* begin *

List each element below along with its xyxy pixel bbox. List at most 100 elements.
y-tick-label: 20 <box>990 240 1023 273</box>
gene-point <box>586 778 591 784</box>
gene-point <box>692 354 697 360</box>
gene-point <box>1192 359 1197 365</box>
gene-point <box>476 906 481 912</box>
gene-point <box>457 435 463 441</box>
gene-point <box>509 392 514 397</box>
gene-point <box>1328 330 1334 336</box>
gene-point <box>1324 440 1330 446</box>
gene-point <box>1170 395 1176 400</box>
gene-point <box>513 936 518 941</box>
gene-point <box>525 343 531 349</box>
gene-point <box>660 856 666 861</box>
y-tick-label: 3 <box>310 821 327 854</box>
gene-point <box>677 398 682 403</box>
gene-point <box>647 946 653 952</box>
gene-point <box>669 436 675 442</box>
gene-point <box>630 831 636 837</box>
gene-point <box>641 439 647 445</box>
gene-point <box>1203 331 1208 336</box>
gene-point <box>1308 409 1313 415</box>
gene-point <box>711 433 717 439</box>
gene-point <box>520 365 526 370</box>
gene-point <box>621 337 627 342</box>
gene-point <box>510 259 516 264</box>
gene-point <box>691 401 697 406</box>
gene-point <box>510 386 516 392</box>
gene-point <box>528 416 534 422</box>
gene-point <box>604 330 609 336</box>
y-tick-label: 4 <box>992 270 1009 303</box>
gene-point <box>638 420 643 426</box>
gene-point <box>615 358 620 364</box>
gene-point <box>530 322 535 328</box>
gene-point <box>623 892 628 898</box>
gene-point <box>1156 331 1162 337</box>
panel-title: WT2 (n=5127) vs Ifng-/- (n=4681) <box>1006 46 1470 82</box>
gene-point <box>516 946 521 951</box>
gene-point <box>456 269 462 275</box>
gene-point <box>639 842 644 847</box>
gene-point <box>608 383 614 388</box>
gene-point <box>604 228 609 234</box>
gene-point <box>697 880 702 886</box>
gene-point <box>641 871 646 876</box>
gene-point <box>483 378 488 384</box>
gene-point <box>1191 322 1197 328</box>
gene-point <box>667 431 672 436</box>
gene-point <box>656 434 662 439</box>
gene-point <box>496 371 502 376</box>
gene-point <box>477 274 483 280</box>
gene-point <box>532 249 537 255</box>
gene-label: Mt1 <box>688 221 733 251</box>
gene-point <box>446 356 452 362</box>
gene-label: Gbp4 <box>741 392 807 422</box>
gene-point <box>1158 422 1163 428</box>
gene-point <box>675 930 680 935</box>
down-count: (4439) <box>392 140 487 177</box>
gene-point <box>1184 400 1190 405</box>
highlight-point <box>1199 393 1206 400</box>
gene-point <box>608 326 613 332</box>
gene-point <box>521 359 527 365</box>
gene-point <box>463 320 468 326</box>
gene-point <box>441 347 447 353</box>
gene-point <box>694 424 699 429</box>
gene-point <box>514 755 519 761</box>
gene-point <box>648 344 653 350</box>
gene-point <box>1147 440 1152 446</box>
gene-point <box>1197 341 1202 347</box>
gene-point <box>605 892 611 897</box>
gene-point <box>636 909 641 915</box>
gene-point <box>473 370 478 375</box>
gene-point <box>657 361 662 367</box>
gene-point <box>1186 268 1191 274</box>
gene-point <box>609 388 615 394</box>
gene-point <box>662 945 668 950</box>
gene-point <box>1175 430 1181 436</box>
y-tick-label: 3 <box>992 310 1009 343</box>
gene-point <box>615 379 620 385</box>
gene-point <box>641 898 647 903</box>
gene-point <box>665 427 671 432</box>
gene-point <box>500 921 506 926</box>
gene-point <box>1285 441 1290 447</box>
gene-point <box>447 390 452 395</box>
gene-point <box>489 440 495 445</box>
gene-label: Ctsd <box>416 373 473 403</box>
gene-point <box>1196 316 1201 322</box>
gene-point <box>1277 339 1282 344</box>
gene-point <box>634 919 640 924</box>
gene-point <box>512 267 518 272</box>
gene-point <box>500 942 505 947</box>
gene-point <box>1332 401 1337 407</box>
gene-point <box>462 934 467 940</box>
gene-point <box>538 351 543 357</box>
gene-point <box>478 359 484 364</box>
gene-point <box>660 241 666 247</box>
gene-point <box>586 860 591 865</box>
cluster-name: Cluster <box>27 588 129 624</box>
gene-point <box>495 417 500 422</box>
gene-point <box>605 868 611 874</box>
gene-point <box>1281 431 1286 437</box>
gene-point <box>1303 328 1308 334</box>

* end *

PROBLEM DETAILS — Starting at the beginning of the rows and ending at the row that contains "panel-title: WT2 (n=5127)", render those rows as a numbered list, leaving out any blank lines.

REPLY TO THE EXERCISE —
1. List each element below along with its xyxy pixel bbox. List at most 100 elements.
2. y-tick-label: 20 <box>990 240 1023 273</box>
3. gene-point <box>586 778 591 784</box>
4. gene-point <box>692 354 697 360</box>
5. gene-point <box>1192 359 1197 365</box>
6. gene-point <box>476 906 481 912</box>
7. gene-point <box>457 435 463 441</box>
8. gene-point <box>509 392 514 397</box>
9. gene-point <box>1328 330 1334 336</box>
10. gene-point <box>1324 440 1330 446</box>
11. gene-point <box>1170 395 1176 400</box>
12. gene-point <box>513 936 518 941</box>
13. gene-point <box>525 343 531 349</box>
14. gene-point <box>660 856 666 861</box>
15. y-tick-label: 3 <box>310 821 327 854</box>
16. gene-point <box>677 398 682 403</box>
17. gene-point <box>647 946 653 952</box>
18. gene-point <box>669 436 675 442</box>
19. gene-point <box>630 831 636 837</box>
20. gene-point <box>641 439 647 445</box>
21. gene-point <box>1203 331 1208 336</box>
22. gene-point <box>1308 409 1313 415</box>
23. gene-point <box>711 433 717 439</box>
24. gene-point <box>520 365 526 370</box>
25. gene-point <box>621 337 627 342</box>
26. gene-point <box>510 259 516 264</box>
27. gene-point <box>691 401 697 406</box>
28. gene-point <box>510 386 516 392</box>
29. gene-point <box>528 416 534 422</box>
30. gene-point <box>604 330 609 336</box>
31. y-tick-label: 4 <box>992 270 1009 303</box>
32. gene-point <box>638 420 643 426</box>
33. gene-point <box>615 358 620 364</box>
34. gene-point <box>530 322 535 328</box>
35. gene-point <box>623 892 628 898</box>
36. gene-point <box>1156 331 1162 337</box>
37. panel-title: WT2 (n=5127) vs Ifng-/- (n=4681) <box>1006 46 1470 82</box>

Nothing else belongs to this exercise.